● DATASET RECORDS:
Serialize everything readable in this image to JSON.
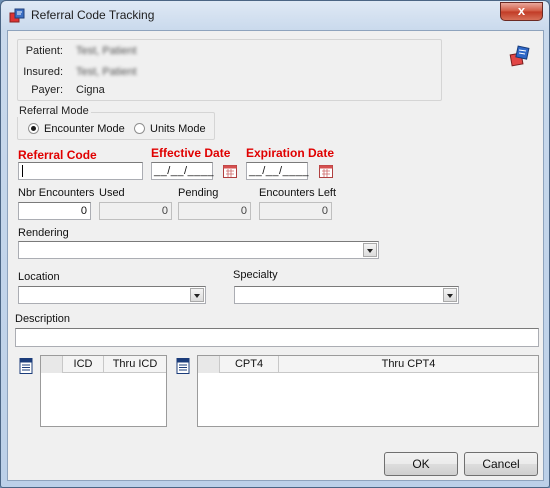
{
  "window": {
    "title": "Referral Code Tracking",
    "close_glyph": "x"
  },
  "patient_info": {
    "patient_label": "Patient:",
    "patient_value": "Test, Patient",
    "insured_label": "Insured:",
    "insured_value": "Test, Patient",
    "payer_label": "Payer:",
    "payer_value": "Cigna"
  },
  "referral_mode": {
    "legend": "Referral Mode",
    "options": [
      {
        "label": "Encounter Mode",
        "selected": true
      },
      {
        "label": "Units Mode",
        "selected": false
      }
    ]
  },
  "fields": {
    "referral_code_label": "Referral Code",
    "referral_code_value": "",
    "effective_date_label": "Effective Date",
    "effective_date_mask": "__/__/____",
    "expiration_date_label": "Expiration Date",
    "expiration_date_mask": "__/__/____"
  },
  "counts": {
    "nbr_encounters_label": "Nbr Encounters",
    "nbr_encounters_value": "0",
    "used_label": "Used",
    "used_value": "0",
    "pending_label": "Pending",
    "pending_value": "0",
    "encounters_left_label": "Encounters Left",
    "encounters_left_value": "0"
  },
  "dropdowns": {
    "rendering_label": "Rendering",
    "rendering_value": "",
    "location_label": "Location",
    "location_value": "",
    "specialty_label": "Specialty",
    "specialty_value": ""
  },
  "description": {
    "label": "Description",
    "value": ""
  },
  "icd_grid": {
    "columns": [
      "ICD",
      "Thru ICD"
    ],
    "rows": []
  },
  "cpt_grid": {
    "columns": [
      "CPT4",
      "Thru CPT4"
    ],
    "rows": []
  },
  "buttons": {
    "ok": "OK",
    "cancel": "Cancel"
  },
  "colors": {
    "required_label": "#e00000",
    "close_button": "#c13a25"
  },
  "icons": {
    "app": "referral-app-icon",
    "corner_logo": "referral-logo-icon",
    "calendar": "calendar-icon",
    "grid_edit": "grid-edit-icon"
  }
}
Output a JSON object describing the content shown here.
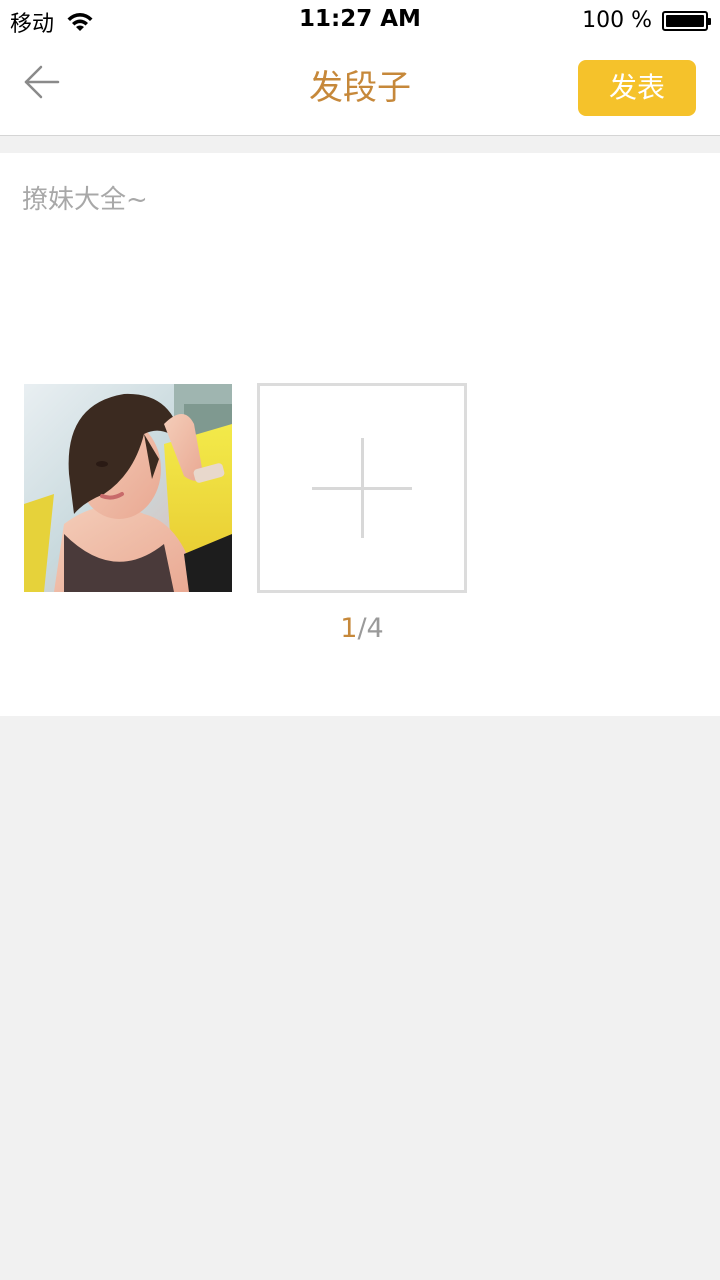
{
  "status_bar": {
    "carrier": "移动",
    "time": "11:27 AM",
    "battery": "100 %"
  },
  "nav": {
    "title": "发段子",
    "publish_label": "发表",
    "back_icon": "arrow-left-icon"
  },
  "compose": {
    "placeholder": "撩妹大全~",
    "value": ""
  },
  "photos": {
    "current": "1",
    "separator": "/",
    "max": "4",
    "add_icon": "plus-icon"
  },
  "colors": {
    "accent": "#c6883a",
    "publish_button": "#f5c22b",
    "background": "#f1f1f1"
  }
}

● WORK TO DO: Transcribe the records verbatim and omit the images.

● IN RESPONSE:
Serialize everything readable in this image to JSON.
{
  "window": {
    "title": "Referral Code Tracking",
    "close_glyph": "x"
  },
  "patient_info": {
    "patient_label": "Patient:",
    "patient_value": "Test, Patient",
    "insured_label": "Insured:",
    "insured_value": "Test, Patient",
    "payer_label": "Payer:",
    "payer_value": "Cigna"
  },
  "referral_mode": {
    "legend": "Referral Mode",
    "options": [
      {
        "label": "Encounter Mode",
        "selected": true
      },
      {
        "label": "Units Mode",
        "selected": false
      }
    ]
  },
  "fields": {
    "referral_code_label": "Referral Code",
    "referral_code_value": "",
    "effective_date_label": "Effective Date",
    "effective_date_mask": "__/__/____",
    "expiration_date_label": "Expiration Date",
    "expiration_date_mask": "__/__/____"
  },
  "counts": {
    "nbr_encounters_label": "Nbr Encounters",
    "nbr_encounters_value": "0",
    "used_label": "Used",
    "used_value": "0",
    "pending_label": "Pending",
    "pending_value": "0",
    "encounters_left_label": "Encounters Left",
    "encounters_left_value": "0"
  },
  "dropdowns": {
    "rendering_label": "Rendering",
    "rendering_value": "",
    "location_label": "Location",
    "location_value": "",
    "specialty_label": "Specialty",
    "specialty_value": ""
  },
  "description": {
    "label": "Description",
    "value": ""
  },
  "icd_grid": {
    "columns": [
      "ICD",
      "Thru ICD"
    ],
    "rows": []
  },
  "cpt_grid": {
    "columns": [
      "CPT4",
      "Thru CPT4"
    ],
    "rows": []
  },
  "buttons": {
    "ok": "OK",
    "cancel": "Cancel"
  },
  "colors": {
    "required_label": "#e00000",
    "close_button": "#c13a25"
  },
  "icons": {
    "app": "referral-app-icon",
    "corner_logo": "referral-logo-icon",
    "calendar": "calendar-icon",
    "grid_edit": "grid-edit-icon"
  }
}
Output a JSON object describing the content shown here.
{
  "status_bar": {
    "carrier": "移动",
    "time": "11:27 AM",
    "battery": "100 %"
  },
  "nav": {
    "title": "发段子",
    "publish_label": "发表",
    "back_icon": "arrow-left-icon"
  },
  "compose": {
    "placeholder": "撩妹大全~",
    "value": ""
  },
  "photos": {
    "current": "1",
    "separator": "/",
    "max": "4",
    "add_icon": "plus-icon"
  },
  "colors": {
    "accent": "#c6883a",
    "publish_button": "#f5c22b",
    "background": "#f1f1f1"
  }
}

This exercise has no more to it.